[Extracted data entries]
★ ★ ★ ★
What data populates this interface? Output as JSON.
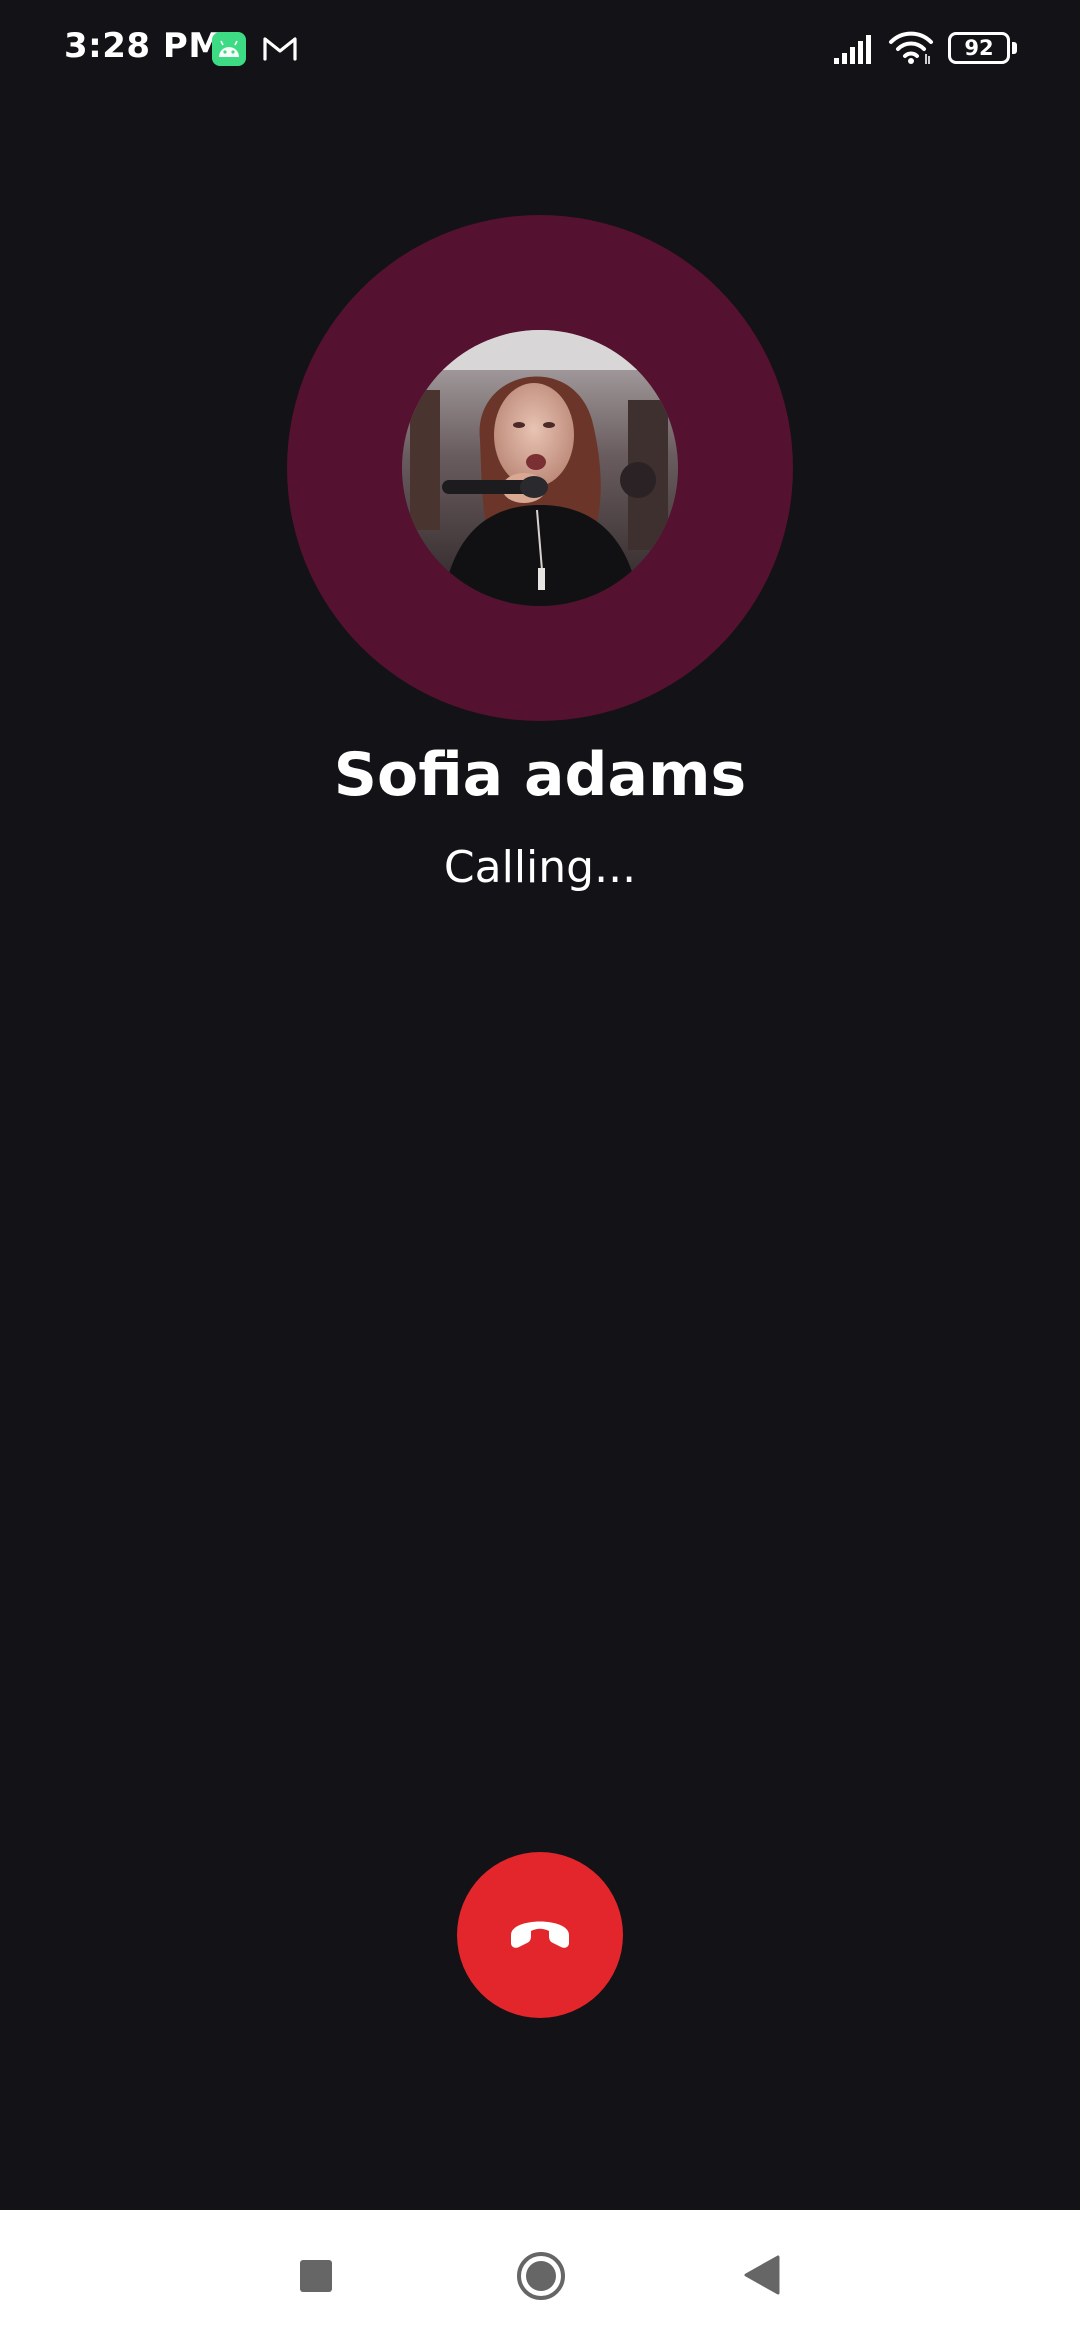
{
  "status_bar": {
    "time": "3:28 PM",
    "battery_level": "92",
    "icons": [
      "android-app-icon",
      "gmail-icon",
      "signal-icon",
      "wifi-icon",
      "battery-icon"
    ]
  },
  "call": {
    "caller_name": "Sofia adams",
    "status": "Calling..."
  },
  "colors": {
    "background": "#121217",
    "avatar_ring": "#541130",
    "end_call": "#e3262b",
    "nav_bar": "#ffffff"
  },
  "nav_bar": {
    "icons": [
      "recent-apps-icon",
      "home-icon",
      "back-icon"
    ]
  }
}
★ ★ ★ ★
AIM: Restate the whole of the material word for word without the pictures.

RESPONSE TO THE EXERCISE:
What data populates this interface? Output as JSON.
{
  "status_bar": {
    "time": "3:28 PM",
    "battery_level": "92",
    "icons": [
      "android-app-icon",
      "gmail-icon",
      "signal-icon",
      "wifi-icon",
      "battery-icon"
    ]
  },
  "call": {
    "caller_name": "Sofia adams",
    "status": "Calling..."
  },
  "colors": {
    "background": "#121217",
    "avatar_ring": "#541130",
    "end_call": "#e3262b",
    "nav_bar": "#ffffff"
  },
  "nav_bar": {
    "icons": [
      "recent-apps-icon",
      "home-icon",
      "back-icon"
    ]
  }
}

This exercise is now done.